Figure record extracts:
::::::::::

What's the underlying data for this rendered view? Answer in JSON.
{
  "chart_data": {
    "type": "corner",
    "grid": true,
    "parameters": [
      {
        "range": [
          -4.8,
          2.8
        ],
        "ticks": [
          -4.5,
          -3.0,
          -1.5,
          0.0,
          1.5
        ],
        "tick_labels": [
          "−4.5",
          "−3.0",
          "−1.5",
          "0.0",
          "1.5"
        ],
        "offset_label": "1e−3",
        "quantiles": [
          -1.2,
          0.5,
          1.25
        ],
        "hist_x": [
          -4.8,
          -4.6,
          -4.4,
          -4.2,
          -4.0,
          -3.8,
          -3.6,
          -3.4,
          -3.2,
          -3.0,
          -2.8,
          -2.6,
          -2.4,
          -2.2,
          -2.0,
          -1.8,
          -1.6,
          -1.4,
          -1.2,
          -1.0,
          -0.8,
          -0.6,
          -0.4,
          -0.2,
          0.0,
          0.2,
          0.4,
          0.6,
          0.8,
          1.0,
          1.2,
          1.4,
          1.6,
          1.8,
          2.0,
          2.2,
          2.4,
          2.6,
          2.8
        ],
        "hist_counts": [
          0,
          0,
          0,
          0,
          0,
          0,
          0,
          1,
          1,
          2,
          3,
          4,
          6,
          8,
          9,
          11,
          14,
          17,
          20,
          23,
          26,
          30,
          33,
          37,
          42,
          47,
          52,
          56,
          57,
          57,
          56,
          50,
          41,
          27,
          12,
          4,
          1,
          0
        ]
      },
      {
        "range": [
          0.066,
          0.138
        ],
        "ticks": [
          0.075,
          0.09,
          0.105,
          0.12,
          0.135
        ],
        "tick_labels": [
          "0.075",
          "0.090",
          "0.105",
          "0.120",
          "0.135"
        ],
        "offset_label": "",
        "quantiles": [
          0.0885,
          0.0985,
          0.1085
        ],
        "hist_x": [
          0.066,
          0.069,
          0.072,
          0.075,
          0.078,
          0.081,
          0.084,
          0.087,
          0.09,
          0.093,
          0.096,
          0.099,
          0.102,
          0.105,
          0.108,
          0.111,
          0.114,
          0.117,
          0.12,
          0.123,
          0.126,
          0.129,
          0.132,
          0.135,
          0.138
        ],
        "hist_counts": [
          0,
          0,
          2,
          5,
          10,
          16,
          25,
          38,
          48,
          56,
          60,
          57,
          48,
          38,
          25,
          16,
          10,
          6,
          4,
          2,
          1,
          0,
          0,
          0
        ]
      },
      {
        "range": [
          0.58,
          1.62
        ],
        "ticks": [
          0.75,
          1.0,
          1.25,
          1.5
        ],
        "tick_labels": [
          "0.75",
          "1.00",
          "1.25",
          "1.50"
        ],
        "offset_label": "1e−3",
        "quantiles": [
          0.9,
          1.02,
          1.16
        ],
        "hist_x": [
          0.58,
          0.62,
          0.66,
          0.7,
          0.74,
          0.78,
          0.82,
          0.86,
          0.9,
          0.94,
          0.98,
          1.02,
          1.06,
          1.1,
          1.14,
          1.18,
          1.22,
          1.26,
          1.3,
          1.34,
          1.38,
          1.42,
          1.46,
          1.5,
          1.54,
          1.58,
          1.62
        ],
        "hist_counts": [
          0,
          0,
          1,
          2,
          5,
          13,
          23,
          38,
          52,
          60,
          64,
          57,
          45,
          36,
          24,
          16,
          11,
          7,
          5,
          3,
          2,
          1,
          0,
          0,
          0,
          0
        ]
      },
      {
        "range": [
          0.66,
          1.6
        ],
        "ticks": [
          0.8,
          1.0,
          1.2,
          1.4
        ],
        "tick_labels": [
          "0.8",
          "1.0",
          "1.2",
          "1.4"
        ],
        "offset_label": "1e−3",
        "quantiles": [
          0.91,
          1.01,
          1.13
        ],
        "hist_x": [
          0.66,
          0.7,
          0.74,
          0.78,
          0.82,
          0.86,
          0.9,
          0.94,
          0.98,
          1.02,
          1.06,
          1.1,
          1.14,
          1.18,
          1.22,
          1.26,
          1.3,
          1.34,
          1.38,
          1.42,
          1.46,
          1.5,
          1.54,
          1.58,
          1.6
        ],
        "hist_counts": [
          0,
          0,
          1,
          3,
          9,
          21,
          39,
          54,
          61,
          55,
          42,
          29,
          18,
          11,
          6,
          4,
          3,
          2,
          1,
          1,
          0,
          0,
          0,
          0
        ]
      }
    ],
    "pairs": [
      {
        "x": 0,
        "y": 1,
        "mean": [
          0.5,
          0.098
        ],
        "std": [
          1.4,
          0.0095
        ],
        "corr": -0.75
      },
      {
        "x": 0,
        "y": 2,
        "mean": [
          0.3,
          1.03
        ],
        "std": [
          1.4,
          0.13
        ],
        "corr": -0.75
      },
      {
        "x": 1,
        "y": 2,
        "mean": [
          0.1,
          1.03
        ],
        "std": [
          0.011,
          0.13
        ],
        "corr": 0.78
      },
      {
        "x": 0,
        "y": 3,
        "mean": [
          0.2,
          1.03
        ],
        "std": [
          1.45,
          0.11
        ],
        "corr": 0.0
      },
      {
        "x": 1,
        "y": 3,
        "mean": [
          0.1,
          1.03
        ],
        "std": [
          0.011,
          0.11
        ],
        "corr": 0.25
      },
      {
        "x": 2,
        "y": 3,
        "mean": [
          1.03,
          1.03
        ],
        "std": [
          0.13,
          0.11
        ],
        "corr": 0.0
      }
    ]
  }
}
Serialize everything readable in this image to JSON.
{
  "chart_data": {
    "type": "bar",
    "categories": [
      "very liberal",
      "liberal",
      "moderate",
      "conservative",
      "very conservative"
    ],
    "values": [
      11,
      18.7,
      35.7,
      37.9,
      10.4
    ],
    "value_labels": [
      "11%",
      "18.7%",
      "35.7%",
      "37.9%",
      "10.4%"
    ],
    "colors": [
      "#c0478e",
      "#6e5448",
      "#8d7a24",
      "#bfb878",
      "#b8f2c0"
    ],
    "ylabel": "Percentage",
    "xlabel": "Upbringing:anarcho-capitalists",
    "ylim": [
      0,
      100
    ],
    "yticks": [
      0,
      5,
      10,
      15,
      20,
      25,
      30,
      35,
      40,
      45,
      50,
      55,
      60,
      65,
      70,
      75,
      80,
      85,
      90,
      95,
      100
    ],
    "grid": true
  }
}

::::::::::

▶ **Task instructions**: Determine how many lines in the listing above hold the word "JSON", answering with the number only.

▶ **Correct answer**: 2